>> begin ENTRIES SHOWN
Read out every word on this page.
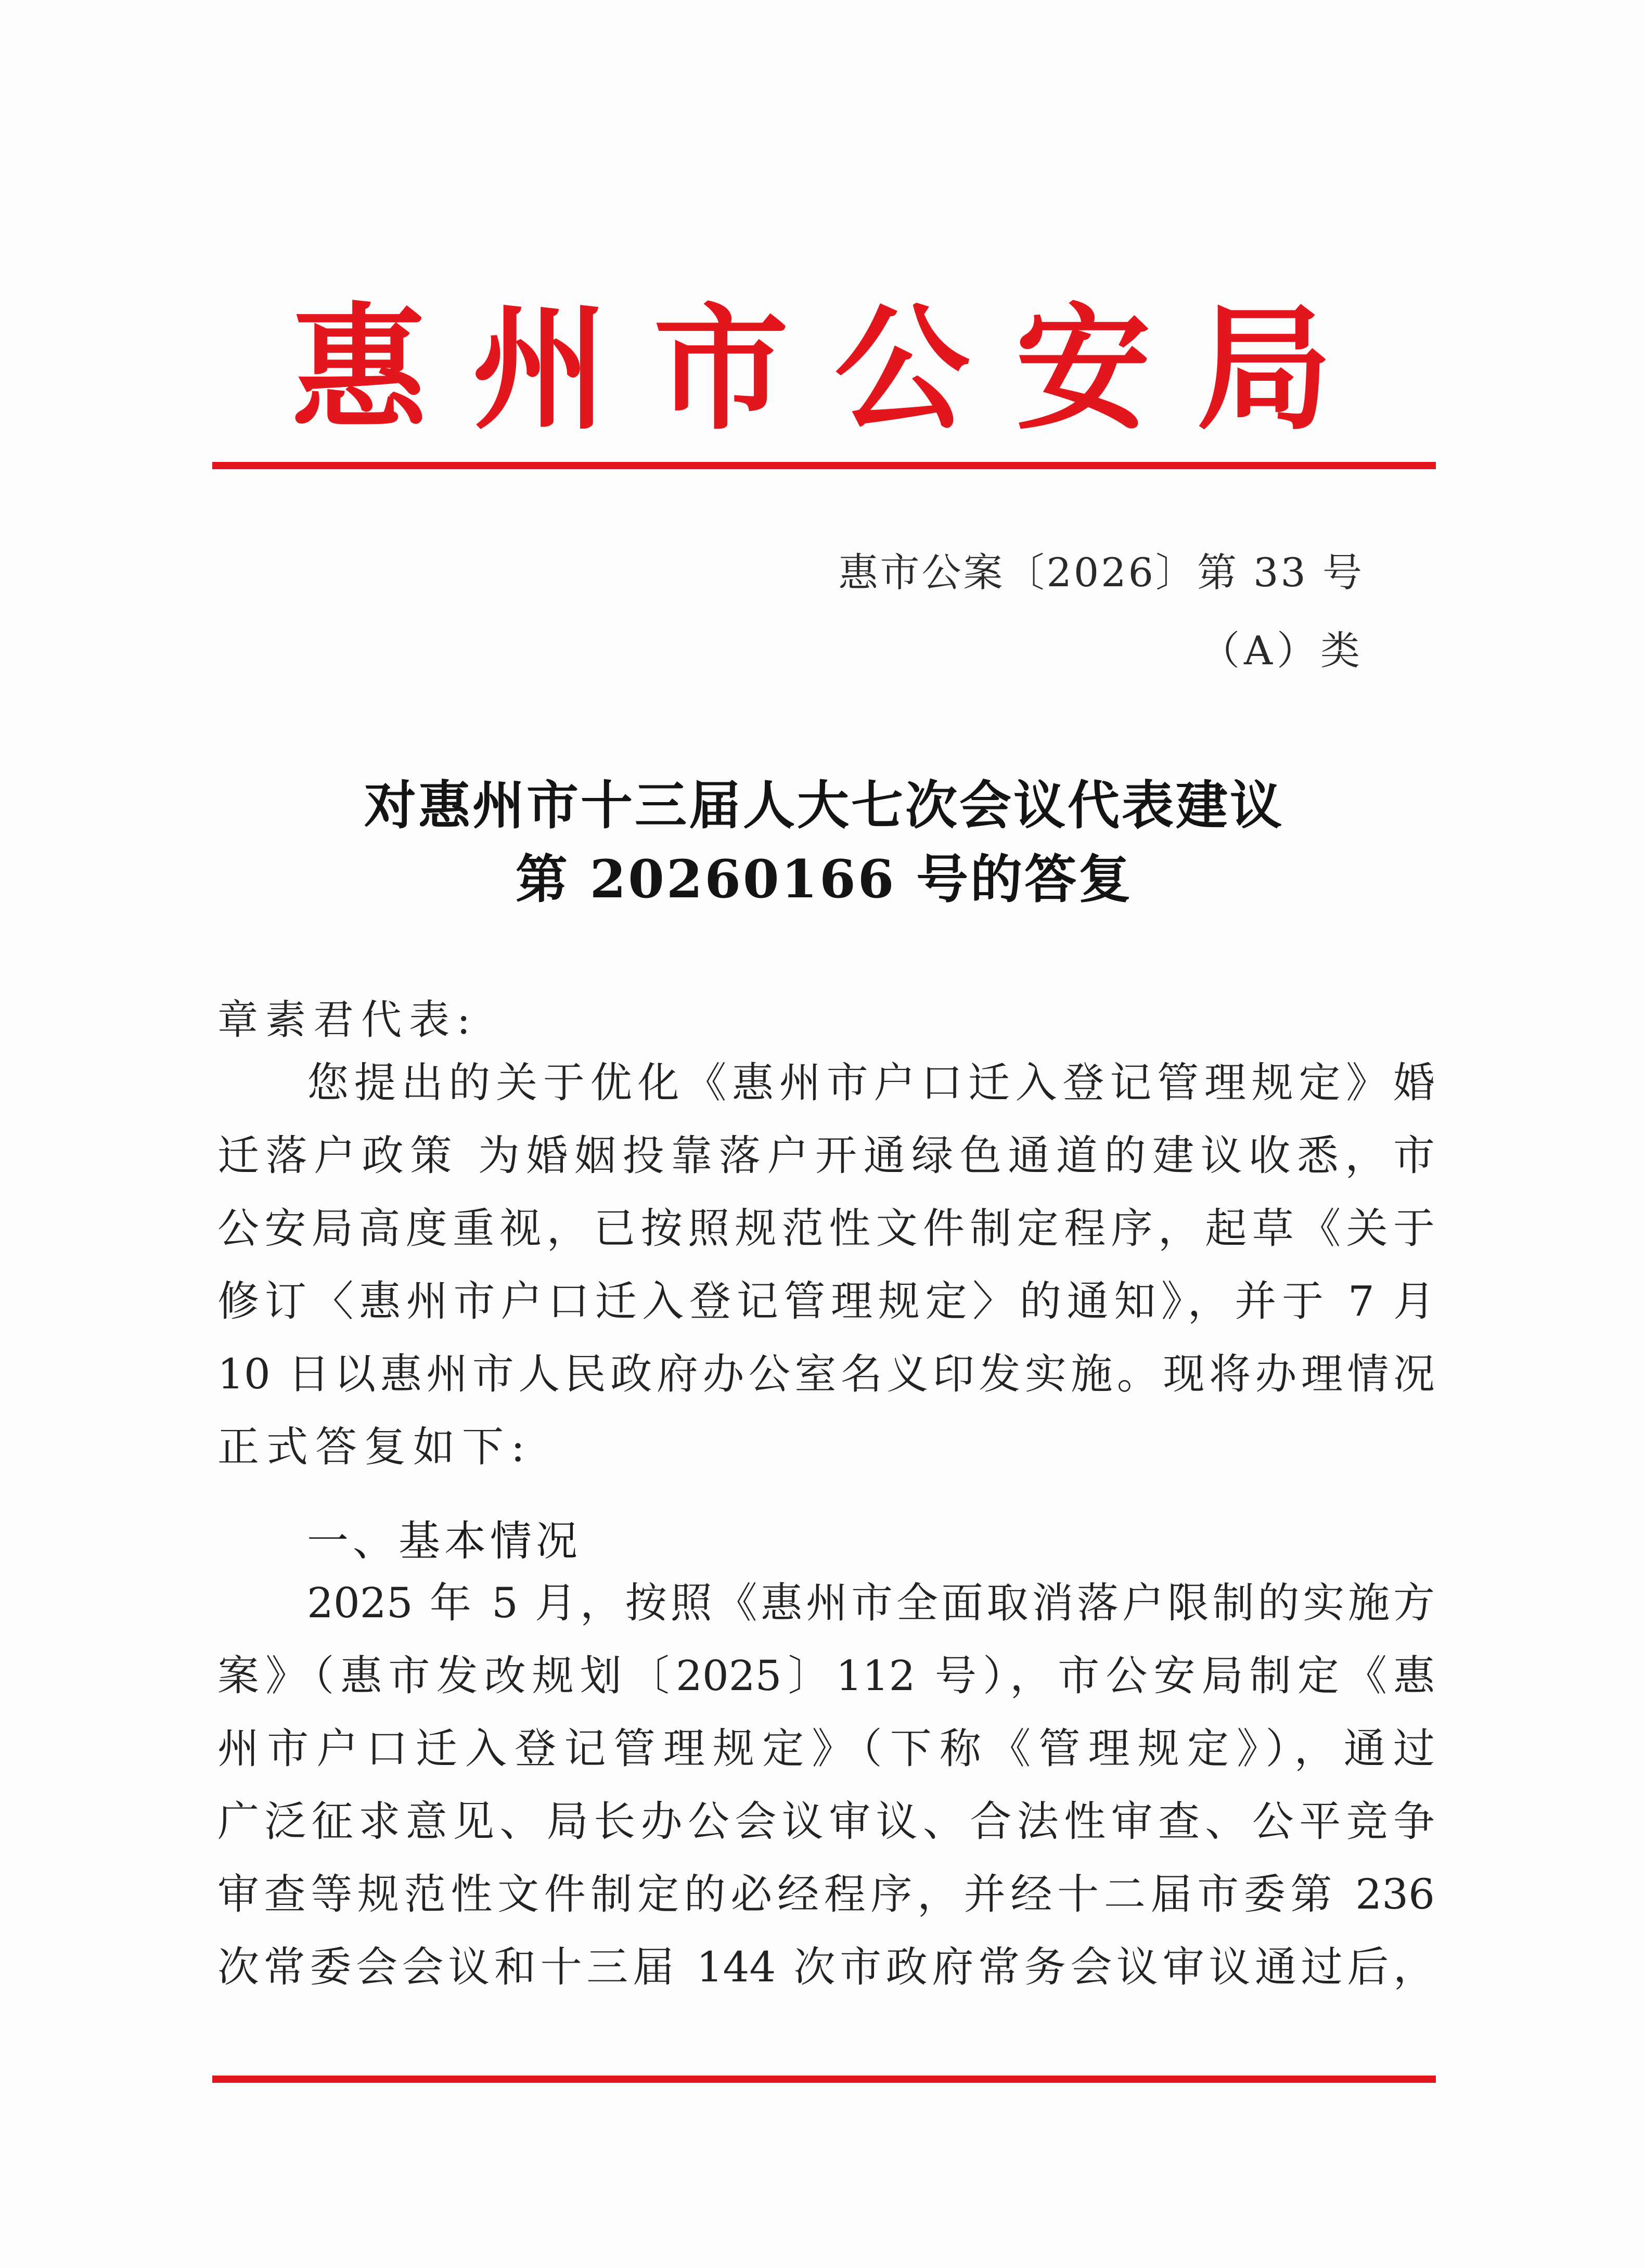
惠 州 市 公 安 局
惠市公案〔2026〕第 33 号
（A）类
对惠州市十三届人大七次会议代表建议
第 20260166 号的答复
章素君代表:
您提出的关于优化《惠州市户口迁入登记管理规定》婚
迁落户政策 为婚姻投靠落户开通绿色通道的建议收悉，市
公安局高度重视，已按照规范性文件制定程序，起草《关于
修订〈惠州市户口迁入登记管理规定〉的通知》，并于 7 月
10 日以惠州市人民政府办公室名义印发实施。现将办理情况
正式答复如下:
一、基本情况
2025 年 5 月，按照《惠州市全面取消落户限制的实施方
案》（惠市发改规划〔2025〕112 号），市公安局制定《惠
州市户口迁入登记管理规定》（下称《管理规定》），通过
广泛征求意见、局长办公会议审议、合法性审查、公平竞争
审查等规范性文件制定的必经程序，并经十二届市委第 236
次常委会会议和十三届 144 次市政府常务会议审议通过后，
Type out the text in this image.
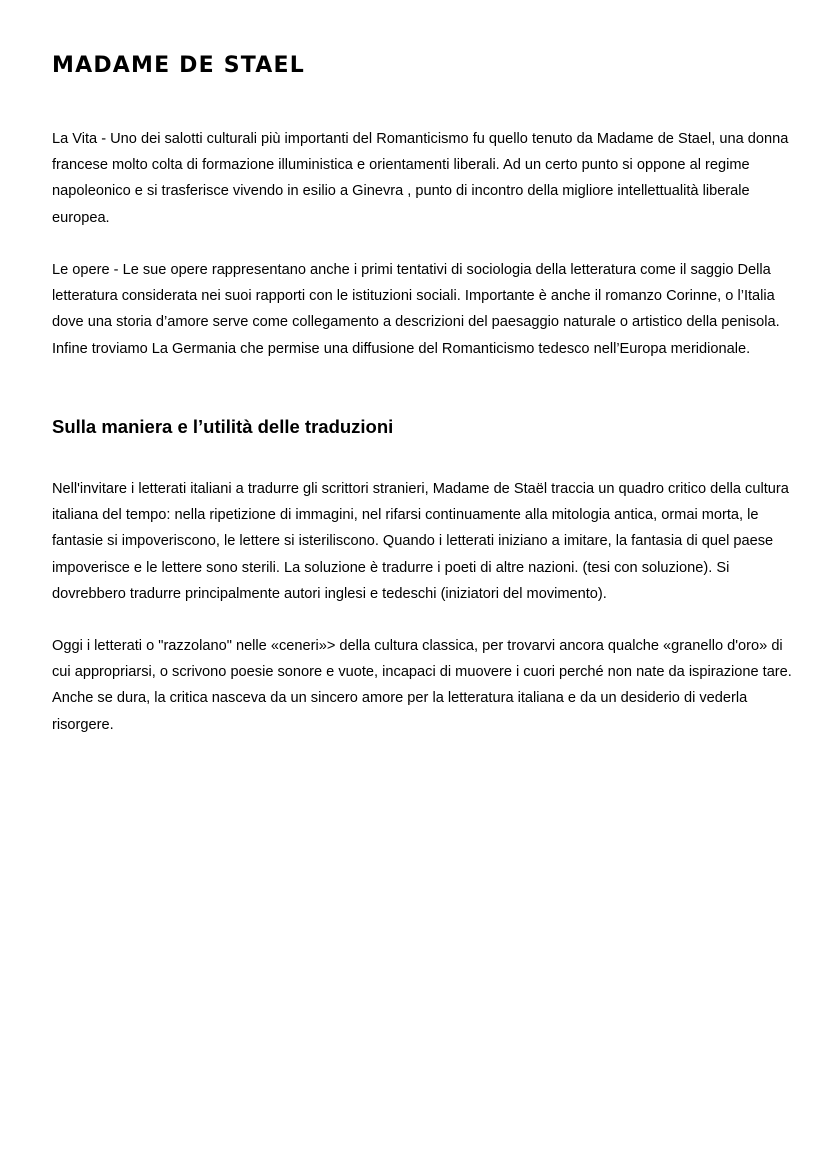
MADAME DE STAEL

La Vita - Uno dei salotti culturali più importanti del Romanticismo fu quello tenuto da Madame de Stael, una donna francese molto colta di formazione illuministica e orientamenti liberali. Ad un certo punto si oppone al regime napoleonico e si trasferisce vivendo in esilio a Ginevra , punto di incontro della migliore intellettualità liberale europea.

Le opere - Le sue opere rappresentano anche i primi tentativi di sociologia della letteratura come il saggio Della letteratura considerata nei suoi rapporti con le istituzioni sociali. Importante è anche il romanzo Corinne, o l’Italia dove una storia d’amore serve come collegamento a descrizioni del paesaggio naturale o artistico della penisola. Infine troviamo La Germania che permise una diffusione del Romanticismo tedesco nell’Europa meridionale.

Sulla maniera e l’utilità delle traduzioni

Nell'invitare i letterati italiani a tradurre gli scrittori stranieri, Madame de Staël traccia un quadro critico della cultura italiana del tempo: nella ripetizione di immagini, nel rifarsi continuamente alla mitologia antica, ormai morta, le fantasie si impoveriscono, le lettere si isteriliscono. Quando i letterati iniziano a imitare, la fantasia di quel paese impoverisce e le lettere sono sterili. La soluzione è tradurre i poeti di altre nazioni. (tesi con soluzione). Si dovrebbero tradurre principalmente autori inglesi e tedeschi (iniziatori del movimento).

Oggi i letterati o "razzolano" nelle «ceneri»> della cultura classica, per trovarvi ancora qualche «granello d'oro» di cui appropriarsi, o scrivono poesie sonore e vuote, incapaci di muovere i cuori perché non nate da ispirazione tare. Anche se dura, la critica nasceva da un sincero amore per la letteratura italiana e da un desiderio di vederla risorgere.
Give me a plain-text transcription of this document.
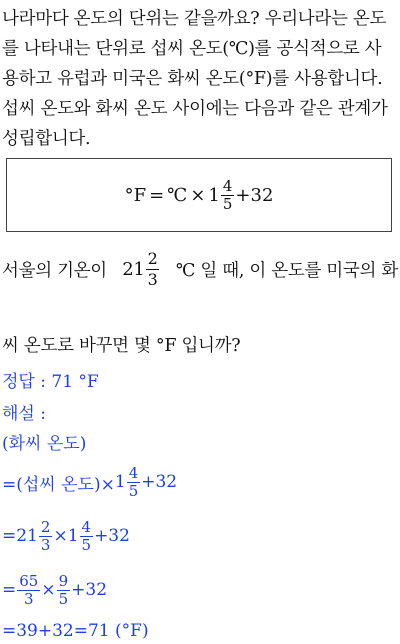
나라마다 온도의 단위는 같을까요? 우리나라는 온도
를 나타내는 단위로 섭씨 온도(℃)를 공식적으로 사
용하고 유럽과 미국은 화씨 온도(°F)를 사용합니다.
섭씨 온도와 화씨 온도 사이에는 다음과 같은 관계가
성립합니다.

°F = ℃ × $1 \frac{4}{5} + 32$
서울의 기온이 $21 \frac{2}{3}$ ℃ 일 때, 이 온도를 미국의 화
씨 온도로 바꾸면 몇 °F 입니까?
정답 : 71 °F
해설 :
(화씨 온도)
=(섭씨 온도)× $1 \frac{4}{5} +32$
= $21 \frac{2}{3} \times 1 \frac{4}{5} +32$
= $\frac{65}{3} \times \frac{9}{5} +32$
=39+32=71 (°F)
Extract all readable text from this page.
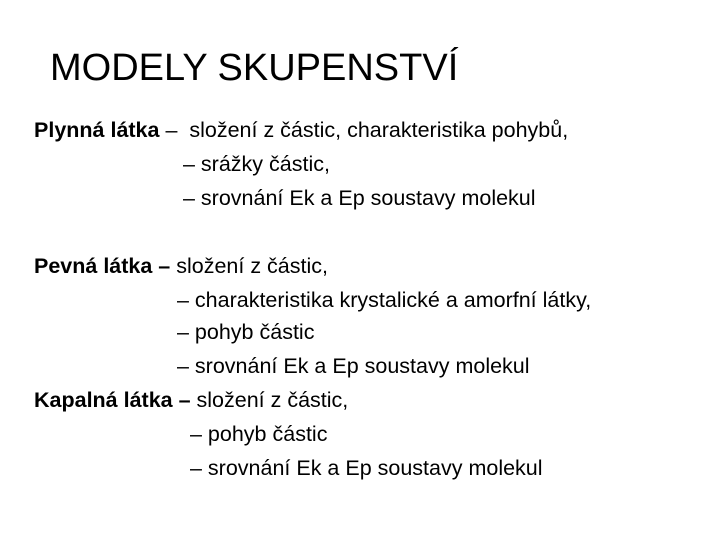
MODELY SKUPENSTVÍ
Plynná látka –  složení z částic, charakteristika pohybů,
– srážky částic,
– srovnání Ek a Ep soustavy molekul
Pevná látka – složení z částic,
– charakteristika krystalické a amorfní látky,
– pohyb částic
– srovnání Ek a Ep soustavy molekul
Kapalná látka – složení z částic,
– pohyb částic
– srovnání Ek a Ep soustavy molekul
>> end ENTRIES SHOWN
### REQUIRED TASK
Repeat the material above in full and exactly, omitting the pictures.

### WRITTEN RESPONSE
Read out every word on this page.
惠 州 市 公 安 局
惠市公案〔2026〕第 33 号
（A）类
对惠州市十三届人大七次会议代表建议
第 20260166 号的答复
章素君代表:
您提出的关于优化《惠州市户口迁入登记管理规定》婚
迁落户政策 为婚姻投靠落户开通绿色通道的建议收悉，市
公安局高度重视，已按照规范性文件制定程序，起草《关于
修订〈惠州市户口迁入登记管理规定〉的通知》，并于 7 月
10 日以惠州市人民政府办公室名义印发实施。现将办理情况
正式答复如下:
一、基本情况
2025 年 5 月，按照《惠州市全面取消落户限制的实施方
案》（惠市发改规划〔2025〕112 号），市公安局制定《惠
州市户口迁入登记管理规定》（下称《管理规定》），通过
广泛征求意见、局长办公会议审议、合法性审查、公平竞争
审查等规范性文件制定的必经程序，并经十二届市委第 236
次常委会会议和十三届 144 次市政府常务会议审议通过后，
Type out the text in this image.
MADAME DE STAEL

La Vita - Uno dei salotti culturali più importanti del Romanticismo fu quello tenuto da Madame de Stael, una donna francese molto colta di formazione illuministica e orientamenti liberali. Ad un certo punto si oppone al regime napoleonico e si trasferisce vivendo in esilio a Ginevra , punto di incontro della migliore intellettualità liberale europea.

Le opere - Le sue opere rappresentano anche i primi tentativi di sociologia della letteratura come il saggio Della letteratura considerata nei suoi rapporti con le istituzioni sociali. Importante è anche il romanzo Corinne, o l’Italia dove una storia d’amore serve come collegamento a descrizioni del paesaggio naturale o artistico della penisola. Infine troviamo La Germania che permise una diffusione del Romanticismo tedesco nell’Europa meridionale.

Sulla maniera e l’utilità delle traduzioni

Nell'invitare i letterati italiani a tradurre gli scrittori stranieri, Madame de Staël traccia un quadro critico della cultura italiana del tempo: nella ripetizione di immagini, nel rifarsi continuamente alla mitologia antica, ormai morta, le fantasie si impoveriscono, le lettere si isteriliscono. Quando i letterati iniziano a imitare, la fantasia di quel paese impoverisce e le lettere sono sterili. La soluzione è tradurre i poeti di altre nazioni. (tesi con soluzione). Si dovrebbero tradurre principalmente autori inglesi e tedeschi (iniziatori del movimento).

Oggi i letterati o "razzolano" nelle «ceneri»> della cultura classica, per trovarvi ancora qualche «granello d'oro» di cui appropriarsi, o scrivono poesie sonore e vuote, incapaci di muovere i cuori perché non nate da ispirazione tare. Anche se dura, la critica nasceva da un sincero amore per la letteratura italiana e da un desiderio di vederla risorgere.
Give me a plain-text transcription of this document.
나라마다 온도의 단위는 같을까요? 우리나라는 온도
를 나타내는 단위로 섭씨 온도(℃)를 공식적으로 사
용하고 유럽과 미국은 화씨 온도(°F)를 사용합니다.
섭씨 온도와 화씨 온도 사이에는 다음과 같은 관계가
성립합니다.

°F = ℃ × $1 \frac{4}{5} + 32$
서울의 기온이 $21 \frac{2}{3}$ ℃ 일 때, 이 온도를 미국의 화
씨 온도로 바꾸면 몇 °F 입니까?
정답 : 71 °F
해설 :
(화씨 온도)
=(섭씨 온도)× $1 \frac{4}{5} +32$
= $21 \frac{2}{3} \times 1 \frac{4}{5} +32$
= $\frac{65}{3} \times \frac{9}{5} +32$
=39+32=71 (°F)
Extract all readable text from this page.
MODELY SKUPENSTVÍ
Plynná látka –  složení z částic, charakteristika pohybů,
– srážky částic,
– srovnání Ek a Ep soustavy molekul
Pevná látka – složení z částic,
– charakteristika krystalické a amorfní látky,
– pohyb částic
– srovnání Ek a Ep soustavy molekul
Kapalná látka – složení z částic,
– pohyb částic
– srovnání Ek a Ep soustavy molekul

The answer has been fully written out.